** start EXERCISE DATA **
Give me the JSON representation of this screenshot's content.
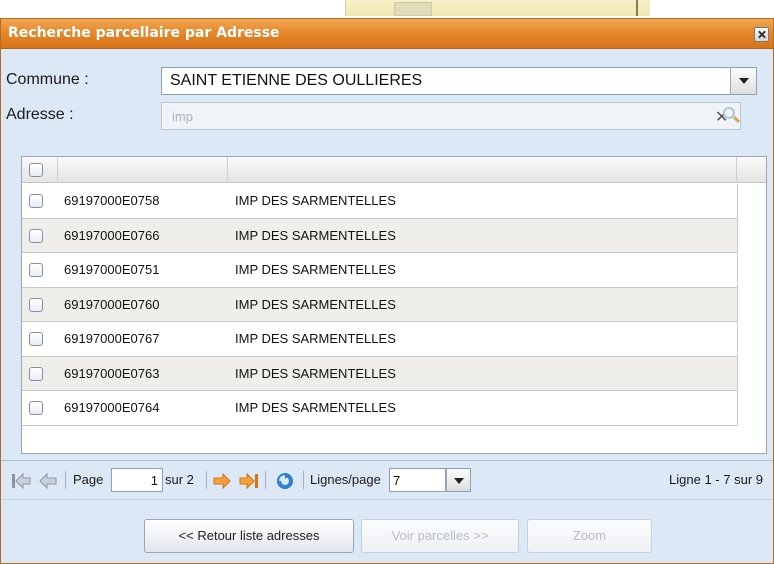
{
  "window": {
    "title": "Recherche parcellaire par Adresse"
  },
  "form": {
    "commune_label": "Commune :",
    "commune_value": "SAINT ETIENNE DES OULLIERES",
    "adresse_label": "Adresse :",
    "adresse_value": "imp"
  },
  "grid": {
    "rows": [
      {
        "parcel": "69197000E0758",
        "address": "IMP DES SARMENTELLES"
      },
      {
        "parcel": "69197000E0766",
        "address": "IMP DES SARMENTELLES"
      },
      {
        "parcel": "69197000E0751",
        "address": "IMP DES SARMENTELLES"
      },
      {
        "parcel": "69197000E0760",
        "address": "IMP DES SARMENTELLES"
      },
      {
        "parcel": "69197000E0767",
        "address": "IMP DES SARMENTELLES"
      },
      {
        "parcel": "69197000E0763",
        "address": "IMP DES SARMENTELLES"
      },
      {
        "parcel": "69197000E0764",
        "address": "IMP DES SARMENTELLES"
      }
    ]
  },
  "pager": {
    "page_label": "Page",
    "page_value": "1",
    "of_label": "sur 2",
    "lines_label": "Lignes/page",
    "lines_value": "7",
    "summary": "Ligne 1 - 7 sur 9"
  },
  "buttons": {
    "back": "<< Retour liste adresses",
    "view": "Voir parcelles >>",
    "zoom": "Zoom"
  },
  "icons": {
    "first_page": "first-page-icon",
    "prev_page": "prev-page-icon",
    "next_page": "next-page-icon",
    "last_page": "last-page-icon",
    "refresh": "refresh-icon",
    "clear": "clear-icon",
    "search": "search-icon"
  },
  "colors": {
    "title_bar": "#e48629",
    "panel_bg": "#dce8f6",
    "arrow_accent": "#f08a1c",
    "refresh_accent": "#2a7dd6"
  }
}
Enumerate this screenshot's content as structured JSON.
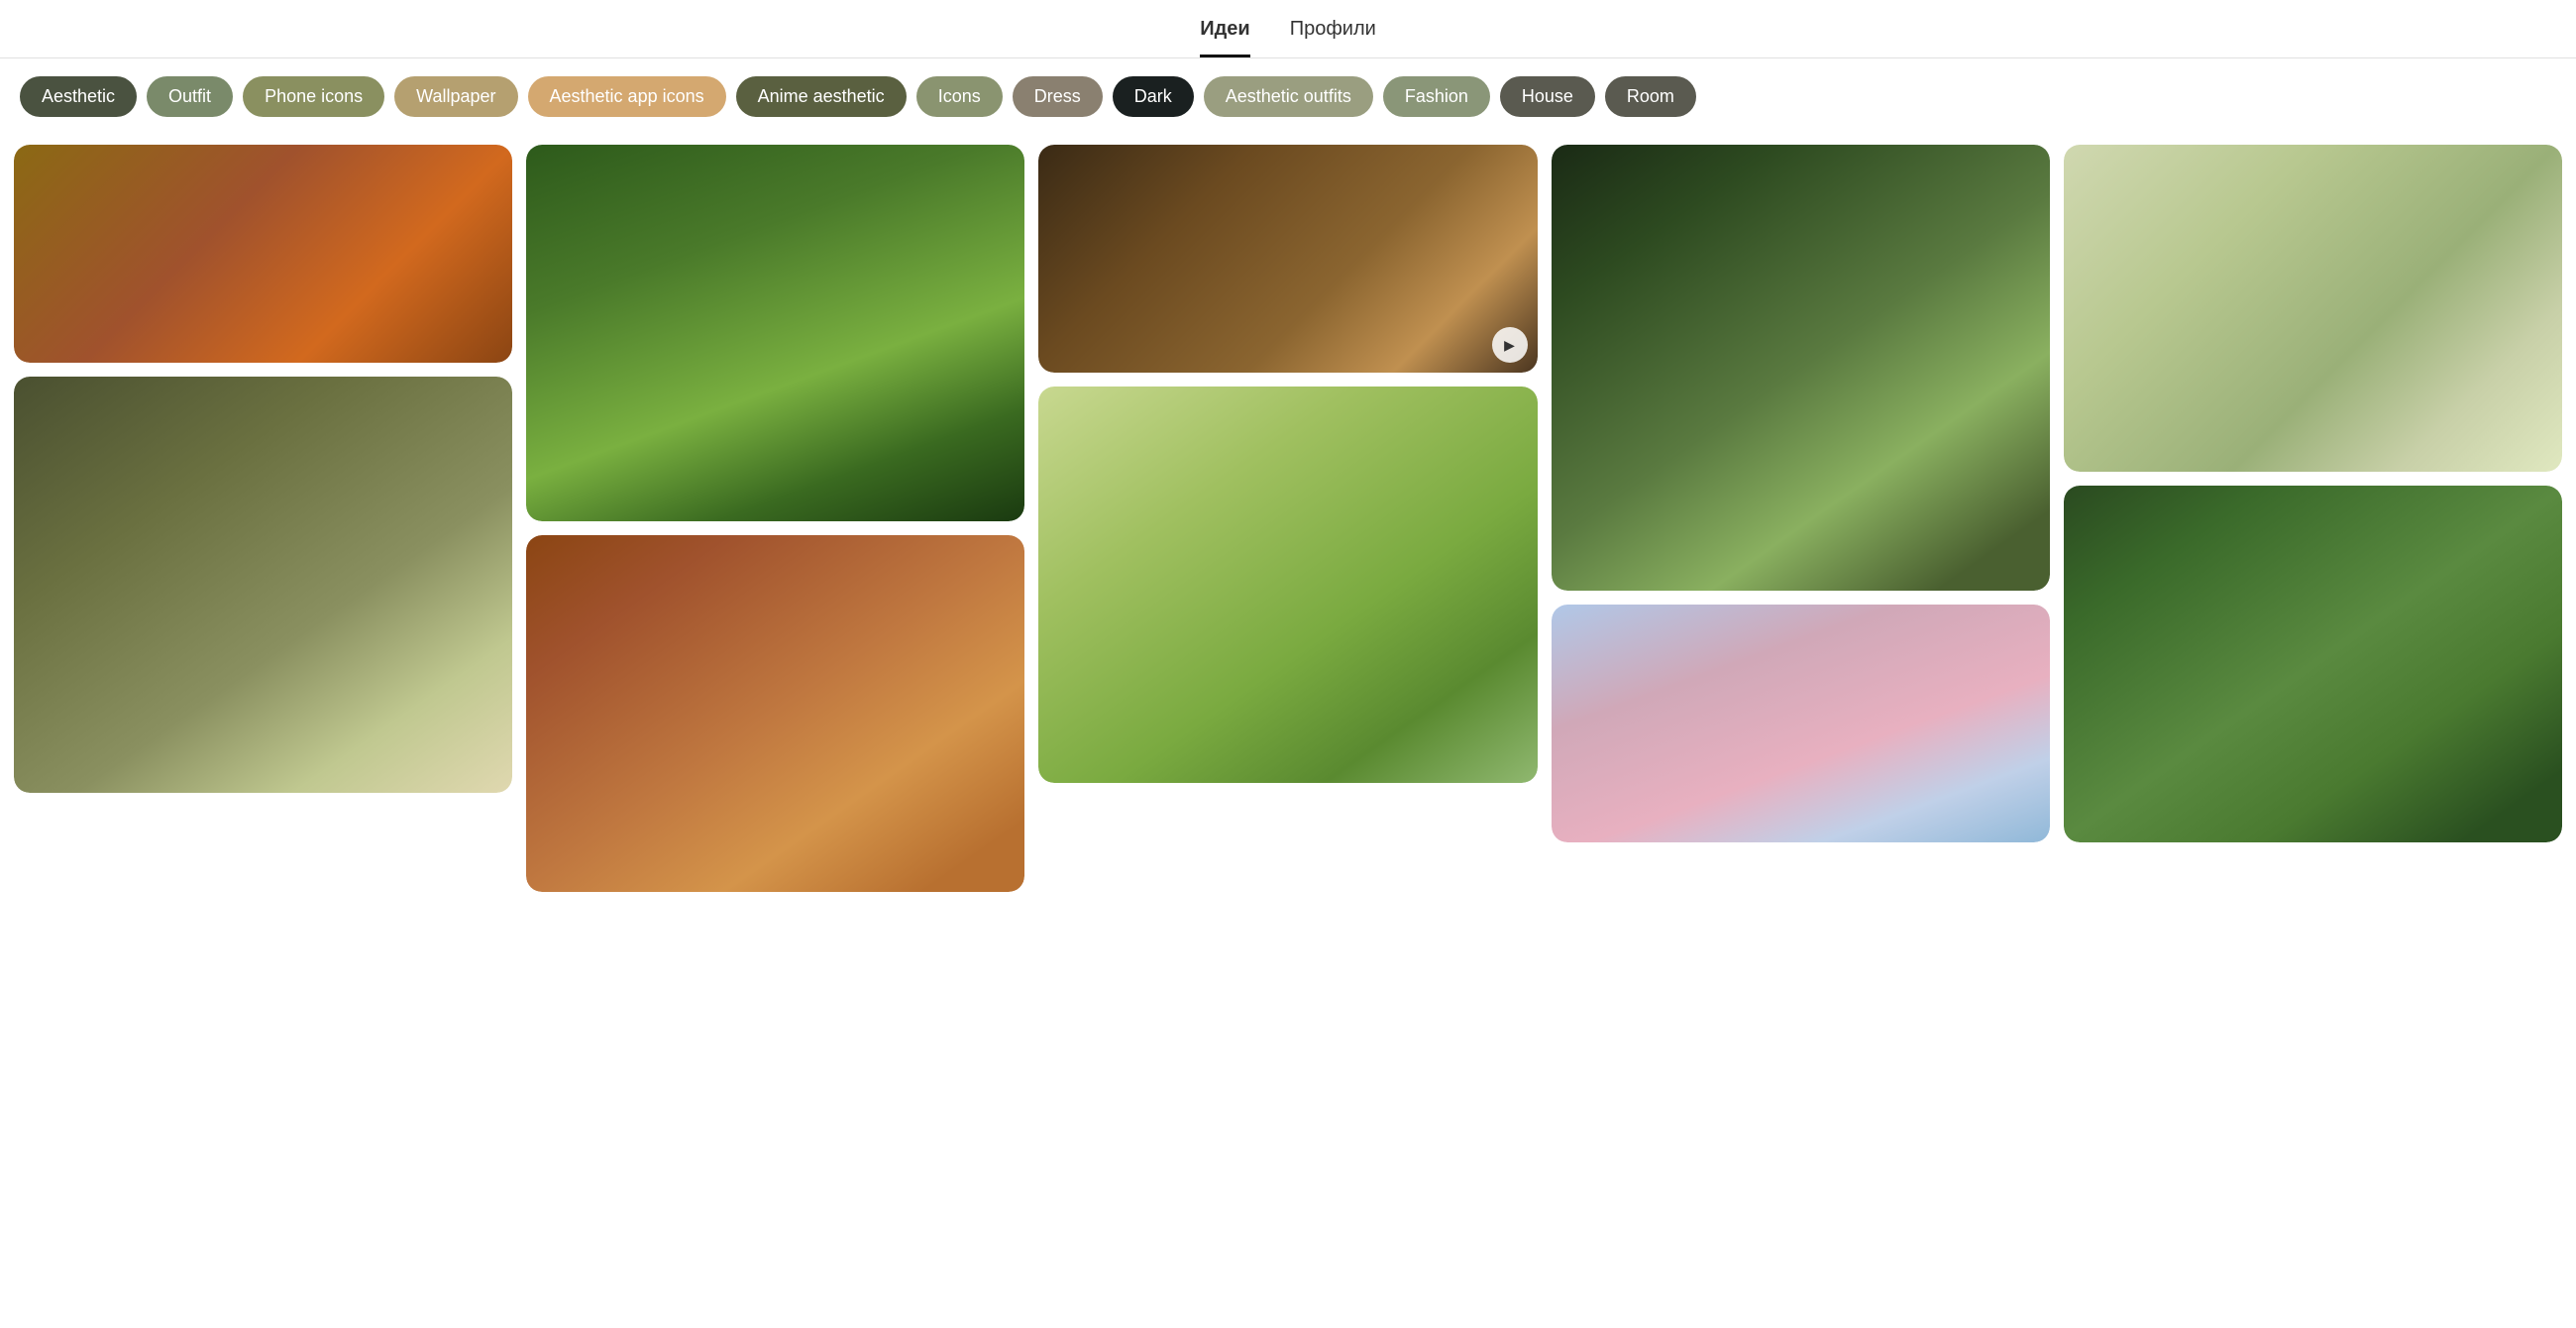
{
  "tabs": [
    {
      "id": "ideas",
      "label": "Идеи",
      "active": true
    },
    {
      "id": "profiles",
      "label": "Профили",
      "active": false
    }
  ],
  "chips": [
    {
      "id": "aesthetic",
      "label": "Aesthetic",
      "style": "chip-dark-green"
    },
    {
      "id": "outfit",
      "label": "Outfit",
      "style": "chip-medium-green"
    },
    {
      "id": "phone-icons",
      "label": "Phone icons",
      "style": "chip-olive"
    },
    {
      "id": "wallpaper",
      "label": "Wallpaper",
      "style": "chip-tan"
    },
    {
      "id": "aesthetic-app-icons",
      "label": "Aesthetic app icons",
      "style": "chip-peach"
    },
    {
      "id": "anime-aesthetic",
      "label": "Anime aesthetic",
      "style": "chip-dark-olive"
    },
    {
      "id": "icons",
      "label": "Icons",
      "style": "chip-muted-green"
    },
    {
      "id": "dress",
      "label": "Dress",
      "style": "chip-taupe"
    },
    {
      "id": "dark",
      "label": "Dark",
      "style": "chip-dark"
    },
    {
      "id": "aesthetic-outfits",
      "label": "Aesthetic outfits",
      "style": "chip-light-olive"
    },
    {
      "id": "fashion",
      "label": "Fashion",
      "style": "chip-sage"
    },
    {
      "id": "house",
      "label": "House",
      "style": "chip-dark-gray"
    },
    {
      "id": "room",
      "label": "Room",
      "style": "chip-dark-gray"
    }
  ],
  "pins": [
    {
      "id": 1,
      "imgClass": "img-kitchen",
      "hasPlay": false,
      "col": 1
    },
    {
      "id": 2,
      "imgClass": "img-forest",
      "hasPlay": false,
      "col": 2
    },
    {
      "id": 3,
      "imgClass": "img-candles",
      "hasPlay": true,
      "col": 3
    },
    {
      "id": 4,
      "imgClass": "img-boho-room",
      "hasPlay": false,
      "col": 4
    },
    {
      "id": 5,
      "imgClass": "img-bright-room",
      "hasPlay": false,
      "col": 5
    },
    {
      "id": 6,
      "imgClass": "img-cat",
      "hasPlay": false,
      "col": 1
    },
    {
      "id": 7,
      "imgClass": "img-picnic",
      "hasPlay": false,
      "col": 2
    },
    {
      "id": 8,
      "imgClass": "img-window",
      "hasPlay": false,
      "col": 3
    },
    {
      "id": 9,
      "imgClass": "img-sky",
      "hasPlay": false,
      "col": 4
    },
    {
      "id": 10,
      "imgClass": "img-cottage",
      "hasPlay": false,
      "col": 5
    }
  ],
  "play_icon": "▶"
}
** end EXERCISE DATA **
REQUIREMENTS
Copy each line from the records above that includes the string "olive".

ANSWER FOR THE TASK
      "style": "chip-olive"
      "style": "chip-dark-olive"
      "style": "chip-light-olive"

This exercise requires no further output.